Give the number of lines that include the string "produit", nothing more.

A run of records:
* start *

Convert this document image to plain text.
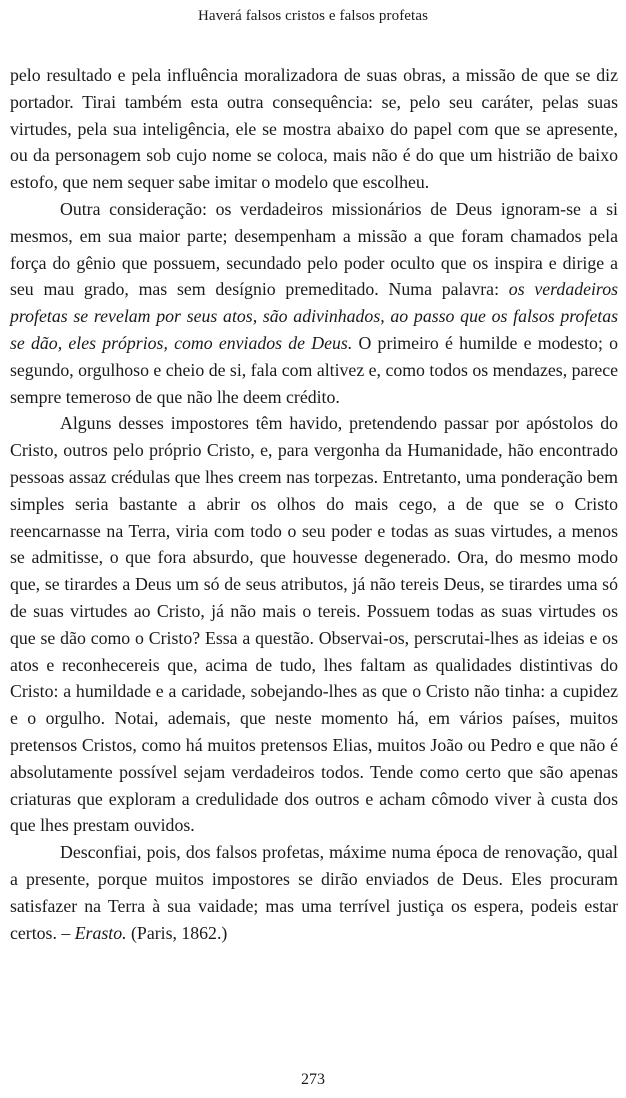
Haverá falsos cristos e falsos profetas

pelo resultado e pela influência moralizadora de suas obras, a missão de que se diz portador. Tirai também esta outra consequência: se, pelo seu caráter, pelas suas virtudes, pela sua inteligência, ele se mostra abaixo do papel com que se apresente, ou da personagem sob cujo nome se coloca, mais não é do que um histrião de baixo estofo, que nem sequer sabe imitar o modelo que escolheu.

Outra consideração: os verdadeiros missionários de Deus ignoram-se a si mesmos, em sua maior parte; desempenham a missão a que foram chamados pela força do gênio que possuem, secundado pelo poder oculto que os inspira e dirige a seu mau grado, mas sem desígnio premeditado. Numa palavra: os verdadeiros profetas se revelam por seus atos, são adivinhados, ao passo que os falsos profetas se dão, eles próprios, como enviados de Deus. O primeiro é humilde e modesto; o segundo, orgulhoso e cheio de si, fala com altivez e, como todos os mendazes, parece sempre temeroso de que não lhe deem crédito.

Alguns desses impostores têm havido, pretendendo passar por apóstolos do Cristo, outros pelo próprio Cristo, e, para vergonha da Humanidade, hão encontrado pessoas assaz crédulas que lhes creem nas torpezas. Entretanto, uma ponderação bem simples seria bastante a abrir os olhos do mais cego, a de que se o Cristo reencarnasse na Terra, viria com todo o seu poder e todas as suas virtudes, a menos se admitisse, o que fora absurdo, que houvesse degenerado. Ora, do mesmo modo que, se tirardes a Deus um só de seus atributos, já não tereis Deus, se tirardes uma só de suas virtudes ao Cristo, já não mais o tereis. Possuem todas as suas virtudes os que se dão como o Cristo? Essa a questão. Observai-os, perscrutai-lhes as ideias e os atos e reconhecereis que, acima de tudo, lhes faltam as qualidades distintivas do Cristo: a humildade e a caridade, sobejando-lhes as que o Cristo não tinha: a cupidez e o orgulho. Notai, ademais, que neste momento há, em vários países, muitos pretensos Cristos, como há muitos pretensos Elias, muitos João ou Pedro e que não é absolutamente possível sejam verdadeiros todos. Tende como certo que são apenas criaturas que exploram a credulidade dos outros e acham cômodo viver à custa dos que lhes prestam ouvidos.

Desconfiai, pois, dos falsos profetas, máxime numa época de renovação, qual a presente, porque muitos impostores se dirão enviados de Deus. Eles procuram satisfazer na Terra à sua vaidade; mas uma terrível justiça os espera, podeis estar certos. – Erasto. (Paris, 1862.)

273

* end *
* start *

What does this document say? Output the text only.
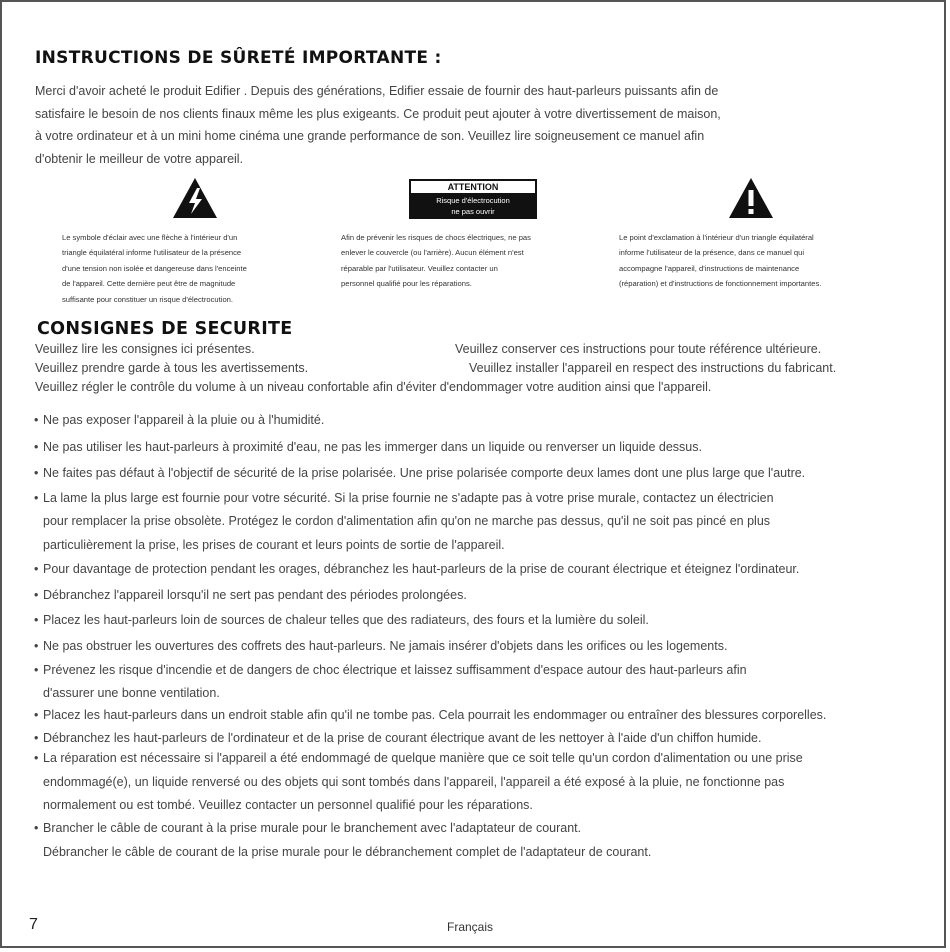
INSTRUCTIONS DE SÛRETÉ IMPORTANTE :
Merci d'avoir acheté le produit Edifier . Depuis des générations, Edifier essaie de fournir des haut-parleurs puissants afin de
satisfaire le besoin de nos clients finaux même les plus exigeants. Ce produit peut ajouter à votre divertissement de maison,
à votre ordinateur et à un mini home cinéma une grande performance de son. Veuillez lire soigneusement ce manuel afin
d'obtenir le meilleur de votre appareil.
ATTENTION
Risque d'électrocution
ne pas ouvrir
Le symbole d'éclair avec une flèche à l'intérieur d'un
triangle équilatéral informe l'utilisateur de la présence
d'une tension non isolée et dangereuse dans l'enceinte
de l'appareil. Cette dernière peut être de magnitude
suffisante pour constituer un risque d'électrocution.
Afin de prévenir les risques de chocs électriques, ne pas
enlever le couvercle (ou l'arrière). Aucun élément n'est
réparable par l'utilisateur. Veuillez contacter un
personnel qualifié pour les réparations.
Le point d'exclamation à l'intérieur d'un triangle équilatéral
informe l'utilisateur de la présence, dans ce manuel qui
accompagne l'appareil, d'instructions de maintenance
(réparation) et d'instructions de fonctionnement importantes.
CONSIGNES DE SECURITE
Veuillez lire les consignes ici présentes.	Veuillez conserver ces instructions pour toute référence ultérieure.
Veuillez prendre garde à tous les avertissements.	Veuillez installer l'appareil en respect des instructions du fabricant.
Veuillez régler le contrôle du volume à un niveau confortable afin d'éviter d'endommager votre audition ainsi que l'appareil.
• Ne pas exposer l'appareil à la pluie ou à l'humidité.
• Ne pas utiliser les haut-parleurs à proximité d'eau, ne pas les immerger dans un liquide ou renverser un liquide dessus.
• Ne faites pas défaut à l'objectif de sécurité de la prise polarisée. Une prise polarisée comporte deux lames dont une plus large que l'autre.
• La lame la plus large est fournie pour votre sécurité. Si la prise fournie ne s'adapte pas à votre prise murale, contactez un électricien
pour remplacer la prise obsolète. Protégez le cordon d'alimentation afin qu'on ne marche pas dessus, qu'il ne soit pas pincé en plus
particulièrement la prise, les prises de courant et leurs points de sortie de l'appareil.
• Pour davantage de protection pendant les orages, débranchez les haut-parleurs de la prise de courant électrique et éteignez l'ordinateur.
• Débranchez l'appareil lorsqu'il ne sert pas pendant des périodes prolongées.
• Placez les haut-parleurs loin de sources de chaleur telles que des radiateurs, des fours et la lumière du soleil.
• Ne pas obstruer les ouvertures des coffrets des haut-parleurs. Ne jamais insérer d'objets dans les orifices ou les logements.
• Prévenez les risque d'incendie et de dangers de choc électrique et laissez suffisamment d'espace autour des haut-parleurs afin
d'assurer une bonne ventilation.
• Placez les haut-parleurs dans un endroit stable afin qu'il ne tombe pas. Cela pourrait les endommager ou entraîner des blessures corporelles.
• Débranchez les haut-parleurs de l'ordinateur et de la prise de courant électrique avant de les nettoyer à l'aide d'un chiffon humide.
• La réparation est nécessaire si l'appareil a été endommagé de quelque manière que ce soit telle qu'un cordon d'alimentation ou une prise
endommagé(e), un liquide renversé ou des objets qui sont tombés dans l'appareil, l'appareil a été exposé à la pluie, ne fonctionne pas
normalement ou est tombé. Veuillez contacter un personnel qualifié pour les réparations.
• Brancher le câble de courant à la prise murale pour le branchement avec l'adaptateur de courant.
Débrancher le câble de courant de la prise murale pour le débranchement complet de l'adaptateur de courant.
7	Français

* end *

# [Answer for this exercise]
2